What is being asked
Beneath this sentence is a set of records; write each of them out exactly.

┌─ Listing

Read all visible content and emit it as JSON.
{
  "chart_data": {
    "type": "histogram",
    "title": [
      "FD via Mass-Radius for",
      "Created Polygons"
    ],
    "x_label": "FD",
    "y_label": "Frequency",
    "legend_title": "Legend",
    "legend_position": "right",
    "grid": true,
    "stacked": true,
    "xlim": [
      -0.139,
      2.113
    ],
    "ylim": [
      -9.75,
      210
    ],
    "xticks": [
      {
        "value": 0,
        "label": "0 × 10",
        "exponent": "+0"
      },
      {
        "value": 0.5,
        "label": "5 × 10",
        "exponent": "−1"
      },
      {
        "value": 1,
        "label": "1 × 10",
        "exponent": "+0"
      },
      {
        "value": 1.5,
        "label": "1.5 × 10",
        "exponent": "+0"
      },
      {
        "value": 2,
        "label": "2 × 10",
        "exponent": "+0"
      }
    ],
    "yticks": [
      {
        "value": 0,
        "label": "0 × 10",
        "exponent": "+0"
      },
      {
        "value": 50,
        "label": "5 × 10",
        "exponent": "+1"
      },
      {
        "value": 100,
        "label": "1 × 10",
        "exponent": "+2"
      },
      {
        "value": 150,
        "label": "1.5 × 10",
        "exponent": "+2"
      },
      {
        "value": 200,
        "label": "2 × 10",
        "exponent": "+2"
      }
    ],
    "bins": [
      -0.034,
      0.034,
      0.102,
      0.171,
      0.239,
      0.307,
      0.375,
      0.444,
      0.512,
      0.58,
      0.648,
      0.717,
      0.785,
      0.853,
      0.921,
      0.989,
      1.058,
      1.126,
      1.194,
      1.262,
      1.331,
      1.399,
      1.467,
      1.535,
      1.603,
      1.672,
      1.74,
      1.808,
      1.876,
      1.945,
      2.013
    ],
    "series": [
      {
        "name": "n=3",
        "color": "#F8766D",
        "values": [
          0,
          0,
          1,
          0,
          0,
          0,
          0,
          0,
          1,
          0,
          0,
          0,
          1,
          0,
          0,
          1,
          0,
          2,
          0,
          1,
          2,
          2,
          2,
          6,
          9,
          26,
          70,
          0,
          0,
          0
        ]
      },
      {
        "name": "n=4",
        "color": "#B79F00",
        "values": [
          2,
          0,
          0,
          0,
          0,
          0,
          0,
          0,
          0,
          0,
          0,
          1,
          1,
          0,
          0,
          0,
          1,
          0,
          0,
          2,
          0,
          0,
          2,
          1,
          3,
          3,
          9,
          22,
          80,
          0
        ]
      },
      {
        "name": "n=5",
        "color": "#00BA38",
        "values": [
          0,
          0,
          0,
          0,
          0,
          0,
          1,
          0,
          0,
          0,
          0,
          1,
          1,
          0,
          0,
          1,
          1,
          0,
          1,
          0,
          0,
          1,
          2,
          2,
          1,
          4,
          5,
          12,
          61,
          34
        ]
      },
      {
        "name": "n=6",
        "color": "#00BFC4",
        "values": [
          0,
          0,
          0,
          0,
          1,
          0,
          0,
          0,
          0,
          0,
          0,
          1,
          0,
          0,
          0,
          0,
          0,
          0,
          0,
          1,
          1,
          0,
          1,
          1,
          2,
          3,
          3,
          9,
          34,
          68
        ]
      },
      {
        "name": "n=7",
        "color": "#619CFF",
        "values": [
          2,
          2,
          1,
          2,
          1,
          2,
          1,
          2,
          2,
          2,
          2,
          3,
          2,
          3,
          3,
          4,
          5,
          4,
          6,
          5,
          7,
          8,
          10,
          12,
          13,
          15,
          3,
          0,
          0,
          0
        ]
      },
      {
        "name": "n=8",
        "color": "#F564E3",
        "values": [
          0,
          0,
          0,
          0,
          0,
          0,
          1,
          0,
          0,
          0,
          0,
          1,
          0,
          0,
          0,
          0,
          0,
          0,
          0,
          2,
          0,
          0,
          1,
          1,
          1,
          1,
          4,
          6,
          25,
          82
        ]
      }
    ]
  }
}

└─

Written response
Read all visible content and emit it as JSON.
{
  "chart_data": {
    "type": "histogram",
    "title": [
      "FD via Mass-Radius for",
      "Created Polygons"
    ],
    "x_label": "FD",
    "y_label": "Frequency",
    "legend_title": "Legend",
    "legend_position": "right",
    "grid": true,
    "stacked": true,
    "xlim": [
      -0.139,
      2.113
    ],
    "ylim": [
      -9.75,
      210
    ],
    "xticks": [
      {
        "value": 0,
        "label": "0 × 10",
        "exponent": "+0"
      },
      {
        "value": 0.5,
        "label": "5 × 10",
        "exponent": "−1"
      },
      {
        "value": 1,
        "label": "1 × 10",
        "exponent": "+0"
      },
      {
        "value": 1.5,
        "label": "1.5 × 10",
        "exponent": "+0"
      },
      {
        "value": 2,
        "label": "2 × 10",
        "exponent": "+0"
      }
    ],
    "yticks": [
      {
        "value": 0,
        "label": "0 × 10",
        "exponent": "+0"
      },
      {
        "value": 50,
        "label": "5 × 10",
        "exponent": "+1"
      },
      {
        "value": 100,
        "label": "1 × 10",
        "exponent": "+2"
      },
      {
        "value": 150,
        "label": "1.5 × 10",
        "exponent": "+2"
      },
      {
        "value": 200,
        "label": "2 × 10",
        "exponent": "+2"
      }
    ],
    "bins": [
      -0.034,
      0.034,
      0.102,
      0.171,
      0.239,
      0.307,
      0.375,
      0.444,
      0.512,
      0.58,
      0.648,
      0.717,
      0.785,
      0.853,
      0.921,
      0.989,
      1.058,
      1.126,
      1.194,
      1.262,
      1.331,
      1.399,
      1.467,
      1.535,
      1.603,
      1.672,
      1.74,
      1.808,
      1.876,
      1.945,
      2.013
    ],
    "series": [
      {
        "name": "n=3",
        "color": "#F8766D",
        "values": [
          0,
          0,
          1,
          0,
          0,
          0,
          0,
          0,
          1,
          0,
          0,
          0,
          1,
          0,
          0,
          1,
          0,
          2,
          0,
          1,
          2,
          2,
          2,
          6,
          9,
          26,
          70,
          0,
          0,
          0
        ]
      },
      {
        "name": "n=4",
        "color": "#B79F00",
        "values": [
          2,
          0,
          0,
          0,
          0,
          0,
          0,
          0,
          0,
          0,
          0,
          1,
          1,
          0,
          0,
          0,
          1,
          0,
          0,
          2,
          0,
          0,
          2,
          1,
          3,
          3,
          9,
          22,
          80,
          0
        ]
      },
      {
        "name": "n=5",
        "color": "#00BA38",
        "values": [
          0,
          0,
          0,
          0,
          0,
          0,
          1,
          0,
          0,
          0,
          0,
          1,
          1,
          0,
          0,
          1,
          1,
          0,
          1,
          0,
          0,
          1,
          2,
          2,
          1,
          4,
          5,
          12,
          61,
          34
        ]
      },
      {
        "name": "n=6",
        "color": "#00BFC4",
        "values": [
          0,
          0,
          0,
          0,
          1,
          0,
          0,
          0,
          0,
          0,
          0,
          1,
          0,
          0,
          0,
          0,
          0,
          0,
          0,
          1,
          1,
          0,
          1,
          1,
          2,
          3,
          3,
          9,
          34,
          68
        ]
      },
      {
        "name": "n=7",
        "color": "#619CFF",
        "values": [
          2,
          2,
          1,
          2,
          1,
          2,
          1,
          2,
          2,
          2,
          2,
          3,
          2,
          3,
          3,
          4,
          5,
          4,
          6,
          5,
          7,
          8,
          10,
          12,
          13,
          15,
          3,
          0,
          0,
          0
        ]
      },
      {
        "name": "n=8",
        "color": "#F564E3",
        "values": [
          0,
          0,
          0,
          0,
          0,
          0,
          1,
          0,
          0,
          0,
          0,
          1,
          0,
          0,
          0,
          0,
          0,
          0,
          0,
          2,
          0,
          0,
          1,
          1,
          1,
          1,
          4,
          6,
          25,
          82
        ]
      }
    ]
  }
}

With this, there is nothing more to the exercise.